DATA SUPPLIED:

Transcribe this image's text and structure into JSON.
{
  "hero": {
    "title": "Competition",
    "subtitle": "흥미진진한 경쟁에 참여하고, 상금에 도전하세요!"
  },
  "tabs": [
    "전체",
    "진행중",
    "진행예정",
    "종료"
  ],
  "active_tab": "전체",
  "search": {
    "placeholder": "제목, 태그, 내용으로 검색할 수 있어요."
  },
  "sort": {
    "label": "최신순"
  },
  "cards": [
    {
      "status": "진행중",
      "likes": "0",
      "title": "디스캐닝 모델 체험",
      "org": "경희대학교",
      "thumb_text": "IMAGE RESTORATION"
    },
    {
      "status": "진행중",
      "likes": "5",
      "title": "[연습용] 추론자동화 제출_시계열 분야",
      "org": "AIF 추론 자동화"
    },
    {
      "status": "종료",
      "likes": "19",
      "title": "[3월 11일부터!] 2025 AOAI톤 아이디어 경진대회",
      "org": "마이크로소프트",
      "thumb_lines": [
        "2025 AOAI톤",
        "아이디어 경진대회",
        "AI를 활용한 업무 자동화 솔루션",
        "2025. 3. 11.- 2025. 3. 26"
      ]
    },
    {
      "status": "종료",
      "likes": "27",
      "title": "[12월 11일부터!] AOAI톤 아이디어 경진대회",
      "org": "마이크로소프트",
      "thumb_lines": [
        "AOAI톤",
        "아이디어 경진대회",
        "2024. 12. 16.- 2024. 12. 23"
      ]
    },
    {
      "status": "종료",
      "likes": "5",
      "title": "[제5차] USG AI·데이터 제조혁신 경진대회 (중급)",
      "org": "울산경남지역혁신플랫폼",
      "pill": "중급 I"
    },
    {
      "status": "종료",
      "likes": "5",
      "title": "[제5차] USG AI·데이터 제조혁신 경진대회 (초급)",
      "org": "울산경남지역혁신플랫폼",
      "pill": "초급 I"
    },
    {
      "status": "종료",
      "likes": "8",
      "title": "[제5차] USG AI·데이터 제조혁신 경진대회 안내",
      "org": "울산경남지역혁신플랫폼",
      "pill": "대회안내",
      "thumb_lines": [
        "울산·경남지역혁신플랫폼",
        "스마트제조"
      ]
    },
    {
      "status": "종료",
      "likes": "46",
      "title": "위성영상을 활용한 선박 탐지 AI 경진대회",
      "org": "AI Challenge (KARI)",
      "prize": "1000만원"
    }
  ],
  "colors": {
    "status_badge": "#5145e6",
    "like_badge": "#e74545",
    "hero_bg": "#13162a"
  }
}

WHAT TO PRODUCE: Transcribe each entry exactly.

RESPONSE TO THE TASK:
Transcribe this image's text and structure into JSON.
{
  "hero": {
    "title": "Competition",
    "subtitle": "흥미진진한 경쟁에 참여하고, 상금에 도전하세요!"
  },
  "tabs": [
    "전체",
    "진행중",
    "진행예정",
    "종료"
  ],
  "active_tab": "전체",
  "search": {
    "placeholder": "제목, 태그, 내용으로 검색할 수 있어요."
  },
  "sort": {
    "label": "최신순"
  },
  "cards": [
    {
      "status": "진행중",
      "likes": "0",
      "title": "디스캐닝 모델 체험",
      "org": "경희대학교",
      "thumb_text": "IMAGE RESTORATION"
    },
    {
      "status": "진행중",
      "likes": "5",
      "title": "[연습용] 추론자동화 제출_시계열 분야",
      "org": "AIF 추론 자동화"
    },
    {
      "status": "종료",
      "likes": "19",
      "title": "[3월 11일부터!] 2025 AOAI톤 아이디어 경진대회",
      "org": "마이크로소프트",
      "thumb_lines": [
        "2025 AOAI톤",
        "아이디어 경진대회",
        "AI를 활용한 업무 자동화 솔루션",
        "2025. 3. 11.- 2025. 3. 26"
      ]
    },
    {
      "status": "종료",
      "likes": "27",
      "title": "[12월 11일부터!] AOAI톤 아이디어 경진대회",
      "org": "마이크로소프트",
      "thumb_lines": [
        "AOAI톤",
        "아이디어 경진대회",
        "2024. 12. 16.- 2024. 12. 23"
      ]
    },
    {
      "status": "종료",
      "likes": "5",
      "title": "[제5차] USG AI·데이터 제조혁신 경진대회 (중급)",
      "org": "울산경남지역혁신플랫폼",
      "pill": "중급 I"
    },
    {
      "status": "종료",
      "likes": "5",
      "title": "[제5차] USG AI·데이터 제조혁신 경진대회 (초급)",
      "org": "울산경남지역혁신플랫폼",
      "pill": "초급 I"
    },
    {
      "status": "종료",
      "likes": "8",
      "title": "[제5차] USG AI·데이터 제조혁신 경진대회 안내",
      "org": "울산경남지역혁신플랫폼",
      "pill": "대회안내",
      "thumb_lines": [
        "울산·경남지역혁신플랫폼",
        "스마트제조"
      ]
    },
    {
      "status": "종료",
      "likes": "46",
      "title": "위성영상을 활용한 선박 탐지 AI 경진대회",
      "org": "AI Challenge (KARI)",
      "prize": "1000만원"
    }
  ],
  "colors": {
    "status_badge": "#5145e6",
    "like_badge": "#e74545",
    "hero_bg": "#13162a"
  }
}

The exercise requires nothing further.